REQUIRED TASK:
Copy out each line below that has the word "h¹ch" in it.

Stored records:
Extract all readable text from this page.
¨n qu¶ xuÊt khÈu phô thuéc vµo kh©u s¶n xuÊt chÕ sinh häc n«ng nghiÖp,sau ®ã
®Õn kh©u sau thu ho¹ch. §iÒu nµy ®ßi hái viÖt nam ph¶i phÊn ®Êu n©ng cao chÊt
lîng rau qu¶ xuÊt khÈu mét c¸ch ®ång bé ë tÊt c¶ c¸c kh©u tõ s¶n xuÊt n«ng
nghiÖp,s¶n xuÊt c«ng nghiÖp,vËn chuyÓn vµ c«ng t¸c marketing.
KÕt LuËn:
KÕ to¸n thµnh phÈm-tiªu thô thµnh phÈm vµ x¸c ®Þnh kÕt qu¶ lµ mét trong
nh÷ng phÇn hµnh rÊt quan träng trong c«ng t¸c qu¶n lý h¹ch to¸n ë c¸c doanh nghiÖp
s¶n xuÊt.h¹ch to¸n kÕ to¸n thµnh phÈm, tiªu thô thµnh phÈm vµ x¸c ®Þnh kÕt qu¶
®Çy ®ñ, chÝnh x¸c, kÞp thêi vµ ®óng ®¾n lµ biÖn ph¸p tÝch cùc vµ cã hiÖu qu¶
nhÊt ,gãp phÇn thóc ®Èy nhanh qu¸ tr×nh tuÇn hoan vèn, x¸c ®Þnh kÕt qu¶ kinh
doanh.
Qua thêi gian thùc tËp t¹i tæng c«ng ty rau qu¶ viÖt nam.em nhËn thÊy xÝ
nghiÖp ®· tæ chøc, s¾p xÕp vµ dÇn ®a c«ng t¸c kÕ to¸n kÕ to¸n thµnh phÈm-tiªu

---

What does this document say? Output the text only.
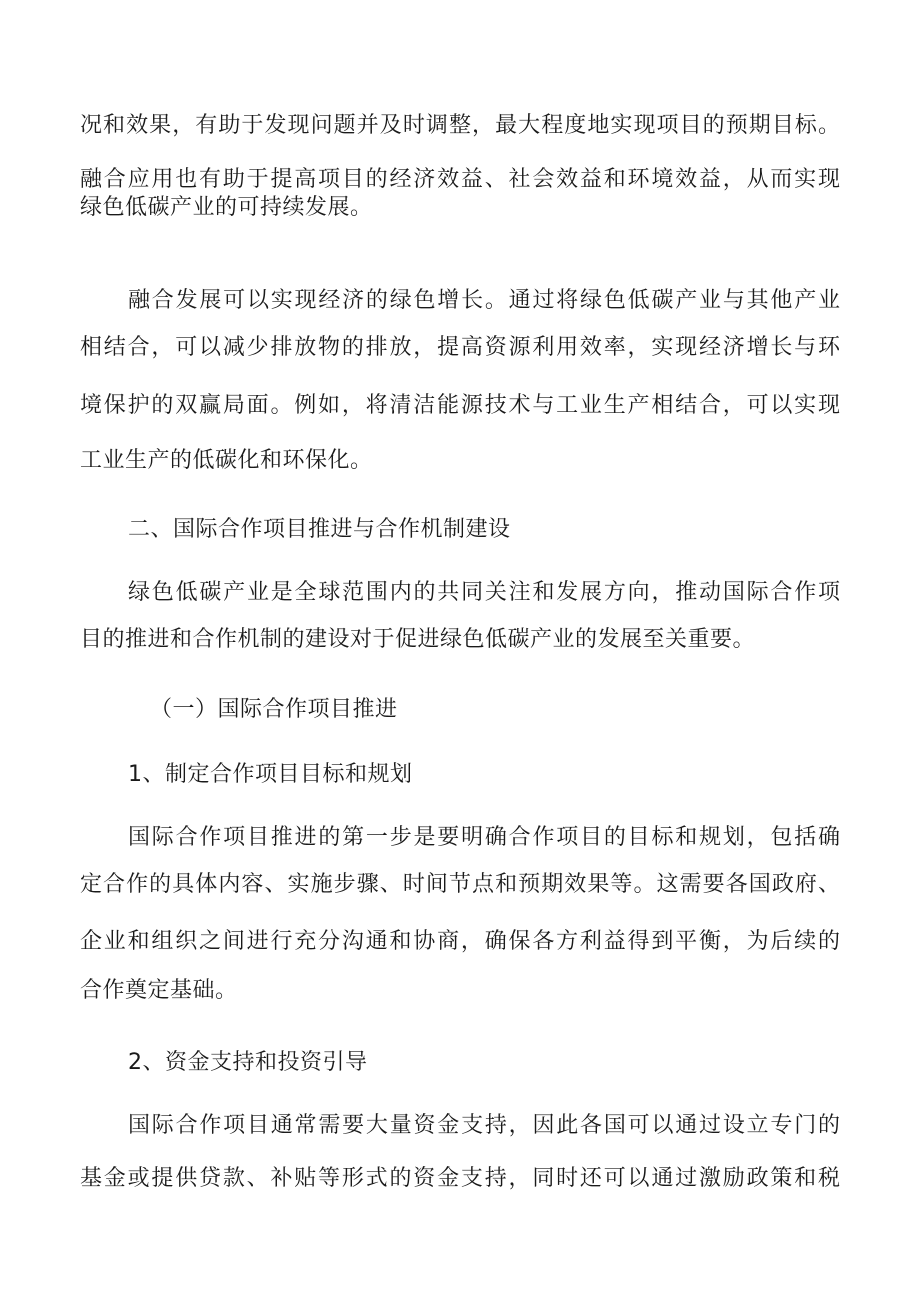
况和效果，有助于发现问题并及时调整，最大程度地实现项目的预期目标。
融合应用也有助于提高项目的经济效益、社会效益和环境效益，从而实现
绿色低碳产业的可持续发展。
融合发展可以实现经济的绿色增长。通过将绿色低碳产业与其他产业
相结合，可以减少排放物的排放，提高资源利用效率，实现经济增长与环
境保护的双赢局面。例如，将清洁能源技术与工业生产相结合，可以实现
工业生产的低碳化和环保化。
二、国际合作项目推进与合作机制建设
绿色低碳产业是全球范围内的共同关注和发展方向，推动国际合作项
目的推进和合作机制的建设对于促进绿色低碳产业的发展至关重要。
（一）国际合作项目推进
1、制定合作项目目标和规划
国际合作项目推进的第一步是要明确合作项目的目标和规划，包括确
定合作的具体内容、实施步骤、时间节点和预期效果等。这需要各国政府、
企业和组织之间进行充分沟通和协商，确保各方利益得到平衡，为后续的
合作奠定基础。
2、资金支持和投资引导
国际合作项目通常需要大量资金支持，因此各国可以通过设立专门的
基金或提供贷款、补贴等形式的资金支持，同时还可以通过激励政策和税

TASK ANSWER:
nh÷ng phÇn hµnh rÊt quan träng trong c«ng t¸c qu¶n lý h¹ch to¸n ë c¸c doanh nghiÖp
s¶n xuÊt.h¹ch to¸n kÕ to¸n thµnh phÈm, tiªu thô thµnh phÈm vµ x¸c ®Þnh kÕt qu¶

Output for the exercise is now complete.